__Extrait à lire__
Les pièces à conviction justifient cette peur bleue. Les aéroports ont rouvert, les vols nationaux et internationaux sont de nouveau opérationnels. Cependant, les infrastructures aéroportuaires ne sont pas adaptées pour endiguer toute propagation de Covid-19. Les conditions ne sont pas réunies dans les aéroports et le personnel commis pas très initié.

Un malade qui vient d’être contaminé peut passer inaperçu, et les risques de contamination sont légion. Désormais les provinces non touchées jusque là vivent avec la peur dans le ventre. Le flux peut favoriser l’import et l’export de la pandémie. Les voyages par camions ont lieu dans des conditions très désastreuses. Les voyageurs sont confinés à l’instar des sardines. Le risque est permanent.

Les frontières ont rouvert, les mouvements de déplacement sont incontrôlés. Les services d’hygiène et de riposte sont parfois dépassés, d’autres laissent passer, parce que monnayés. En pareil cas, tous les efforts et succès glanés jusque là risquent d’être annihilés.

Dans les taxis, c’est le confinement total nouveau mode. Dans les arrêts bus, grands et petits se bousculent sans scrupule pour se trouver une place à bord. Heureux ceux qui ont de biceps. Eux au moins peuvent repousser les poids mouches.

La joie est à outrance dans les églises. Si le premier dimanche les mesures barrière et distanciation sociale étaient respectées à 90%, il n’en demeure pas évident dans la suite. Les fidèles en transe ont difficile à se contenir, à se contrôler. Les pasteurs ne tarderont pas à imposer les mains sur leurs ouailles. Les fidèles auront difficile de psalmodier le Seigneur avec le cache-nez. C’est leur demander trop. Les choristes s’exécuter avec masque, rien de rassurant. En pareille circonstance, Covid-19 hier risque de revenir en trombe, avec des conséquences incalculables.

Des endroits privilégiés

Les boites de nuit sont des endroits privilégiés de contagion. Ceux qui y entrent deviennent mécréants et ignorent sciemment que la pandémie de Coronavirus est encore là. Oui, la joie et sentiment de quelques minutes peuvent s’avérer fatales. Là, ils s’embrassent, se donnent des bisous, on croirait en temps normal. Des amoureux saisonniers et circonstanciels s’estiment sur une planète non touchée.

Dans les marchés, le risque est aussi permanent. Les acheteurs se frottent sans ménagement. La promiscuité des hangars et la négligence de la distanciation physique font craindre, étant donné que le port de masque ne suffit pas à lui seul.

__Travail demandé__
1 – Recopiez sans modification le passage du texte sur les risques de propagation du Covid-19, en commençant par « Dans les taxis, c’est » et en poursuivant jusqu'à « les poids mouches. ».
2 – Poursuivez le texte sur les risques de propagation du Covid-19 à la suite de sa dernière phrase.

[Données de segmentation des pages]

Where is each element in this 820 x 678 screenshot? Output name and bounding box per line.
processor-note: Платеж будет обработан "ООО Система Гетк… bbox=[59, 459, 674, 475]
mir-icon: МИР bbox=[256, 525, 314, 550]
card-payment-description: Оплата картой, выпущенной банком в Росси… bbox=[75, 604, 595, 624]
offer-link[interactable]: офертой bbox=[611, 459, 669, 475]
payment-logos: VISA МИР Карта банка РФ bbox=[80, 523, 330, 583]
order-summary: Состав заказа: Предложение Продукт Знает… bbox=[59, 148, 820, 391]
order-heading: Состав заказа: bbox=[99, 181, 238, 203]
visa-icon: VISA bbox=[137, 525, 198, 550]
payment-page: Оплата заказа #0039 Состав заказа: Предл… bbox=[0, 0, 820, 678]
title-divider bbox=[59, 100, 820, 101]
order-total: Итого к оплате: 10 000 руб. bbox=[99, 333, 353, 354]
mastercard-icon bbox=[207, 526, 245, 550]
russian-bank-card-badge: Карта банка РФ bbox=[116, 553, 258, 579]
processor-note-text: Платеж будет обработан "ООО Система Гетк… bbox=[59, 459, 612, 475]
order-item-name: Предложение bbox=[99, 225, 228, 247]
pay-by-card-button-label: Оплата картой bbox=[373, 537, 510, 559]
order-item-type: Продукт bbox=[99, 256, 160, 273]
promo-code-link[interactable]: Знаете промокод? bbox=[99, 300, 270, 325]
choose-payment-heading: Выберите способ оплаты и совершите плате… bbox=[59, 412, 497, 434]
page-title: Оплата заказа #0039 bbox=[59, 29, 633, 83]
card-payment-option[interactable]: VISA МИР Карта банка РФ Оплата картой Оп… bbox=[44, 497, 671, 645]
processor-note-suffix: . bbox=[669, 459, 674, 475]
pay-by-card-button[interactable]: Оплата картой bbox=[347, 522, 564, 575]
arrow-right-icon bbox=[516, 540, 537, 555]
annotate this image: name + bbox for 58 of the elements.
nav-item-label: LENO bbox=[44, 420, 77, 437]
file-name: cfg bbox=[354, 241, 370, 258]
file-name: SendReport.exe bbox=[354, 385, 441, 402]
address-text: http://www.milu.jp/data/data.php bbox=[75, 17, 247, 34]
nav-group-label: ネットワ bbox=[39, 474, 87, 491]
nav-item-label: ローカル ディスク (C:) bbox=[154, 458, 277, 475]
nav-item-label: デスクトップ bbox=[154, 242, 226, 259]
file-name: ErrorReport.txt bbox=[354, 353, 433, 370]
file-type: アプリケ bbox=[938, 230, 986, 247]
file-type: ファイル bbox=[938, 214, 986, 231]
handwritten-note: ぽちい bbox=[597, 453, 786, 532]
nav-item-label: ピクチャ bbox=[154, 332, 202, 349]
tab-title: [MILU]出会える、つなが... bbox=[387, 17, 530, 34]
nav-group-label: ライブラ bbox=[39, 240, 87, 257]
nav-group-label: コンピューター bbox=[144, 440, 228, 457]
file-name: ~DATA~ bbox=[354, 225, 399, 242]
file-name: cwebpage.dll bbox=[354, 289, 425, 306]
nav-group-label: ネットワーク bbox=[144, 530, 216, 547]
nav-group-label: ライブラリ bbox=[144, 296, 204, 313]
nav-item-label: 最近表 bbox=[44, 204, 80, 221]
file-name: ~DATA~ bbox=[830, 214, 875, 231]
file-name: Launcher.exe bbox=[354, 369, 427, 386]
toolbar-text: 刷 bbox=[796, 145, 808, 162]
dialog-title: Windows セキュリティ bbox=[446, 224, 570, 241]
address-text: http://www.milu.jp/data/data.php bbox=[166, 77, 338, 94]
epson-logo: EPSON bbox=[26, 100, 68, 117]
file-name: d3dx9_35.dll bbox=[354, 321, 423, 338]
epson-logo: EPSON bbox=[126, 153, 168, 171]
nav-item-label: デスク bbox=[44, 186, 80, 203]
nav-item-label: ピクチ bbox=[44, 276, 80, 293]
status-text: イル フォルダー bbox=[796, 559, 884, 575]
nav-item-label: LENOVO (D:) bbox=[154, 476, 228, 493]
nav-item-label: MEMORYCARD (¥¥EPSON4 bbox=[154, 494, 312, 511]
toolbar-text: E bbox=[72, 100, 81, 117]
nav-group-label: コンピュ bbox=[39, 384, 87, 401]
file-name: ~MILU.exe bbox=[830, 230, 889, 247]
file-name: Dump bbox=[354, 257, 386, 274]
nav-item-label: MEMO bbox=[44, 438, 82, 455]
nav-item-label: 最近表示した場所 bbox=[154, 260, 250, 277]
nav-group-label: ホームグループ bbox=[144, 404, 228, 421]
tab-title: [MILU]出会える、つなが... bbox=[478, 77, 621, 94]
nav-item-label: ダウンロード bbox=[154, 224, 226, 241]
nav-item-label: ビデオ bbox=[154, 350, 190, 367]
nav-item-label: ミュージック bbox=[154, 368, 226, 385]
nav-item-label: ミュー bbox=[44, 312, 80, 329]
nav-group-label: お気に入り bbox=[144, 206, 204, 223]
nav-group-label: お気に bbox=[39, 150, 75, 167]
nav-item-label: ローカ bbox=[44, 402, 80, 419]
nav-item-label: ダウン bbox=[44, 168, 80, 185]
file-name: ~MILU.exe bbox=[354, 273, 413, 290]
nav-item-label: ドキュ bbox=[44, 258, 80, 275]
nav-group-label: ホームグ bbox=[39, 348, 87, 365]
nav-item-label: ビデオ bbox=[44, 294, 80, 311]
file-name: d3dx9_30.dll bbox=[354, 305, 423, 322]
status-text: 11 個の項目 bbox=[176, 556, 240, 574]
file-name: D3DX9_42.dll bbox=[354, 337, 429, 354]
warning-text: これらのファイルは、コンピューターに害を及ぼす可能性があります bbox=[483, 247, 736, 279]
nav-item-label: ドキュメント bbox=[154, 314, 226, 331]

__Section des réponses__
1 –
Dans les taxis, c’est le confinement total nouveau mode. Dans les arrêts bus, grands et petits se bousculent sans scrupule pour se trouver une place à bord. Heureux ceux qui ont de biceps. Eux au moins peuvent repousser les poids mouches.

2 –
Les deuils et célébrations des mariages drainent des foules comme des fourmis. La joie qui anime les convives et les agrégats font oublier la présence de l’ennemi invisible, le Coronavirus. Certains observateurs se demandent s’il ne fallait pas attendre encore un peu.

Les finalistes du primaire et secondaire sont surexcités par les retrouvailles. Des petits câlins à la manière de Novelas peuvent avoir de répercussions si l’un est testé positif.

Ceux qui vendent des articles comme les cacahouètes n’ont pas des mains couvertes. Et cet enfant affamé qui paie la mesurette de 200 francs n’a pas le temps de se laver les mains en amont. Identique pour ceux qui consomment la chikwange. Beaucoup la consomment les mains non propres.

Les lieux d’engouement sont en nombre où les risquent sont à craindre. Face à une telle situation, seul le comportement responsable de tout Congolais peut déterminer la suite. Le respect des gestes barrière et la distanciation physique peuvent contribuer à endiguer ce terroriste sanitaire planétaire qui a mis fin à l’arrogance humaine et à la toute puissance des Nations.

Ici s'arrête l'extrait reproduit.